Reproduce each line of the records below verbatim, in the original order and without any alteration.
+++ Records
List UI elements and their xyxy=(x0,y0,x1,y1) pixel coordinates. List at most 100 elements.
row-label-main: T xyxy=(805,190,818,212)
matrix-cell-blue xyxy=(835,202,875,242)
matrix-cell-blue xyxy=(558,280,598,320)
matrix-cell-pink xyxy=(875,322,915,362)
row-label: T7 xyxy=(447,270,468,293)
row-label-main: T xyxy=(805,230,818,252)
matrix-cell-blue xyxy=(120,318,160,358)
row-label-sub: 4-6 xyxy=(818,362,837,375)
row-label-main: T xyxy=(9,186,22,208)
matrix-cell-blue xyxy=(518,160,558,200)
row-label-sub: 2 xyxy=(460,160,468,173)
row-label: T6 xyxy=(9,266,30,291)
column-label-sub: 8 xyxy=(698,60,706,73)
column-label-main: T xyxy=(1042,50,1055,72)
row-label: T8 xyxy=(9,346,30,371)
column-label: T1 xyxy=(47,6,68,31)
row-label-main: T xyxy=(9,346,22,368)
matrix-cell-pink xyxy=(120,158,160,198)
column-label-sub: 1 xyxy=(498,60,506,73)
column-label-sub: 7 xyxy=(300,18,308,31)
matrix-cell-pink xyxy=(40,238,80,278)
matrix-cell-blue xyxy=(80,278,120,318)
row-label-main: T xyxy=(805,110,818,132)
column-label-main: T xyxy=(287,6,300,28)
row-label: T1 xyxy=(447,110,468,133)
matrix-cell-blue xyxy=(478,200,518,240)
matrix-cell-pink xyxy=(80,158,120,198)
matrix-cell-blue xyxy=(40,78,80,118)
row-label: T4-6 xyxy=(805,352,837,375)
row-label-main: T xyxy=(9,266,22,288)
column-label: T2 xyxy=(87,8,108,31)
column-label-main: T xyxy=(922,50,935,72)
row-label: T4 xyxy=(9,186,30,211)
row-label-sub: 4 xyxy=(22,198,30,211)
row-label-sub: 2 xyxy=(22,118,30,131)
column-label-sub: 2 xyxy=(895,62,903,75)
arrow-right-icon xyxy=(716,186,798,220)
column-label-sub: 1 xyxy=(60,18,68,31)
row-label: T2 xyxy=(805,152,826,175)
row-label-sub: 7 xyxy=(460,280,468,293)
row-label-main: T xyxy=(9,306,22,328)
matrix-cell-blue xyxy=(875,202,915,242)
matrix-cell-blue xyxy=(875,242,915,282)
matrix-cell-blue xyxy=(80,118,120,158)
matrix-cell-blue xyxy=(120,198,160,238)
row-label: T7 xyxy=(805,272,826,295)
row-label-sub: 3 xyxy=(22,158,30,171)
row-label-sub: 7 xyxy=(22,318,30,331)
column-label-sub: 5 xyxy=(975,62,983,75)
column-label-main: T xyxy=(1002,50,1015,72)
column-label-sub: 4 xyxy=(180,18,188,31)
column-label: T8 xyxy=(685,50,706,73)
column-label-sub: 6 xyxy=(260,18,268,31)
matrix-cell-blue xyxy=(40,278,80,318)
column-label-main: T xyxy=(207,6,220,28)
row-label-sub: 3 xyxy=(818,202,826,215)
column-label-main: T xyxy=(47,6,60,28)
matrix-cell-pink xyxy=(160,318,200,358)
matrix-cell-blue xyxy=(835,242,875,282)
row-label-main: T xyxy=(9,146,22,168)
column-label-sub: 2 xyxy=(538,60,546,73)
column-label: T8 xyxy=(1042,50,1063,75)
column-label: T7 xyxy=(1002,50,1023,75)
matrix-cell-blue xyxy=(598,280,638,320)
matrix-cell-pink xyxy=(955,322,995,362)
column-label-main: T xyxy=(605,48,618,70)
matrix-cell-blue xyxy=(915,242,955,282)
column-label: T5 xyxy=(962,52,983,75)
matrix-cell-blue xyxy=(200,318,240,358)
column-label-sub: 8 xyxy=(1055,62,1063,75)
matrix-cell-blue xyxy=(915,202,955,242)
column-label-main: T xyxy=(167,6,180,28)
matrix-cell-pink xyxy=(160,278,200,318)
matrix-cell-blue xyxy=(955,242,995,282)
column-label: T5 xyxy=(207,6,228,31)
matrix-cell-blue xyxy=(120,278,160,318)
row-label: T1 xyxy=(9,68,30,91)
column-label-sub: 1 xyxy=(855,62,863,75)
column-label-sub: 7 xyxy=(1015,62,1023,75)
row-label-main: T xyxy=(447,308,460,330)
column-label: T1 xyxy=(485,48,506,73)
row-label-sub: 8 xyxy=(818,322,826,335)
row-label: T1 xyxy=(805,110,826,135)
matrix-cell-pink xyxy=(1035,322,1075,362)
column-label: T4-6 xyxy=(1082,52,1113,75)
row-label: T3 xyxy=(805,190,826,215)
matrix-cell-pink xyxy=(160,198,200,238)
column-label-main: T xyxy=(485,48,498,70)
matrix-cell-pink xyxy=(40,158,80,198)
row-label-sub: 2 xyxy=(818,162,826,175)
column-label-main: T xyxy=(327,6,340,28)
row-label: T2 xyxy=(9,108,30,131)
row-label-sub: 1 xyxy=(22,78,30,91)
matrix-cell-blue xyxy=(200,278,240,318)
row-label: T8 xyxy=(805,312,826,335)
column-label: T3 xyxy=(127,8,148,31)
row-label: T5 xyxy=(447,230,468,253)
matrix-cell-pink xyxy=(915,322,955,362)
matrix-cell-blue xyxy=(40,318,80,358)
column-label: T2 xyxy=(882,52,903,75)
++++++
▶ **Full solution**
List UI elements and their xyxy=(x0,y0,x1,y1) pixel coordinates. List at most 100 elements.
row-label-main: T xyxy=(805,190,818,212)
matrix-cell-blue xyxy=(835,202,875,242)
matrix-cell-blue xyxy=(558,280,598,320)
matrix-cell-pink xyxy=(875,322,915,362)
row-label: T7 xyxy=(447,270,468,293)
row-label-main: T xyxy=(805,230,818,252)
matrix-cell-blue xyxy=(120,318,160,358)
row-label-sub: 4-6 xyxy=(818,362,837,375)
row-label-main: T xyxy=(9,186,22,208)
matrix-cell-blue xyxy=(518,160,558,200)
row-label-sub: 2 xyxy=(460,160,468,173)
row-label: T6 xyxy=(9,266,30,291)
column-label-sub: 8 xyxy=(698,60,706,73)
column-label-main: T xyxy=(1042,50,1055,72)
row-label: T8 xyxy=(9,346,30,371)
column-label: T1 xyxy=(47,6,68,31)
row-label-main: T xyxy=(9,346,22,368)
matrix-cell-pink xyxy=(120,158,160,198)
column-label-sub: 1 xyxy=(498,60,506,73)
column-label-sub: 7 xyxy=(300,18,308,31)
matrix-cell-pink xyxy=(40,238,80,278)
matrix-cell-blue xyxy=(80,278,120,318)
row-label-main: T xyxy=(805,110,818,132)
column-label-main: T xyxy=(287,6,300,28)
row-label: T1 xyxy=(447,110,468,133)
matrix-cell-blue xyxy=(478,200,518,240)
matrix-cell-pink xyxy=(80,158,120,198)
matrix-cell-blue xyxy=(40,78,80,118)
row-label: T4-6 xyxy=(805,352,837,375)
row-label-main: T xyxy=(9,266,22,288)
column-label: T2 xyxy=(87,8,108,31)
column-label-main: T xyxy=(922,50,935,72)
row-label: T4 xyxy=(9,186,30,211)
row-label-sub: 4 xyxy=(22,198,30,211)
row-label-sub: 2 xyxy=(22,118,30,131)
column-label-sub: 2 xyxy=(895,62,903,75)
arrow-right-icon xyxy=(716,186,798,220)
column-label-sub: 1 xyxy=(60,18,68,31)
row-label: T2 xyxy=(805,152,826,175)
row-label-sub: 7 xyxy=(460,280,468,293)
row-label-main: T xyxy=(9,306,22,328)
matrix-cell-blue xyxy=(875,202,915,242)
matrix-cell-blue xyxy=(875,242,915,282)
matrix-cell-blue xyxy=(80,118,120,158)
matrix-cell-blue xyxy=(120,198,160,238)
row-label: T7 xyxy=(805,272,826,295)
row-label-sub: 3 xyxy=(22,158,30,171)
row-label-sub: 7 xyxy=(22,318,30,331)
column-label-sub: 5 xyxy=(975,62,983,75)
column-label-main: T xyxy=(1002,50,1015,72)
column-label-sub: 4 xyxy=(180,18,188,31)
column-label: T8 xyxy=(685,50,706,73)
column-label-sub: 6 xyxy=(260,18,268,31)
matrix-cell-blue xyxy=(40,278,80,318)
column-label-main: T xyxy=(207,6,220,28)
row-label-sub: 3 xyxy=(818,202,826,215)
column-label-main: T xyxy=(47,6,60,28)
matrix-cell-pink xyxy=(160,318,200,358)
matrix-cell-blue xyxy=(835,242,875,282)
row-label-main: T xyxy=(9,146,22,168)
column-label-sub: 2 xyxy=(538,60,546,73)
column-label: T8 xyxy=(1042,50,1063,75)
column-label: T7 xyxy=(1002,50,1023,75)
matrix-cell-blue xyxy=(598,280,638,320)
matrix-cell-pink xyxy=(955,322,995,362)
column-label-main: T xyxy=(605,48,618,70)
matrix-cell-blue xyxy=(915,242,955,282)
column-label: T5 xyxy=(962,52,983,75)
matrix-cell-blue xyxy=(200,318,240,358)
column-label-sub: 8 xyxy=(1055,62,1063,75)
matrix-cell-blue xyxy=(915,202,955,242)
column-label-main: T xyxy=(167,6,180,28)
matrix-cell-pink xyxy=(160,278,200,318)
matrix-cell-blue xyxy=(955,242,995,282)
column-label: T5 xyxy=(207,6,228,31)
matrix-cell-blue xyxy=(120,278,160,318)
row-label: T1 xyxy=(9,68,30,91)
column-label-sub: 1 xyxy=(855,62,863,75)
column-label-sub: 7 xyxy=(1015,62,1023,75)
row-label-main: T xyxy=(447,308,460,330)
column-label: T1 xyxy=(485,48,506,73)
row-label-sub: 8 xyxy=(818,322,826,335)
row-label: T1 xyxy=(805,110,826,135)
matrix-cell-pink xyxy=(1035,322,1075,362)
column-label: T4-6 xyxy=(1082,52,1113,75)
row-label: T3 xyxy=(805,190,826,215)
matrix-cell-pink xyxy=(160,198,200,238)
column-label-main: T xyxy=(485,48,498,70)
matrix-cell-pink xyxy=(40,158,80,198)
row-label-sub: 2 xyxy=(818,162,826,175)
column-label-main: T xyxy=(327,6,340,28)
row-label: T2 xyxy=(9,108,30,131)
row-label-sub: 1 xyxy=(22,78,30,91)
matrix-cell-blue xyxy=(200,278,240,318)
row-label: T8 xyxy=(805,312,826,335)
column-label: T3 xyxy=(127,8,148,31)
row-label: T5 xyxy=(447,230,468,253)
matrix-cell-pink xyxy=(915,322,955,362)
matrix-cell-blue xyxy=(40,318,80,358)
column-label: T2 xyxy=(882,52,903,75)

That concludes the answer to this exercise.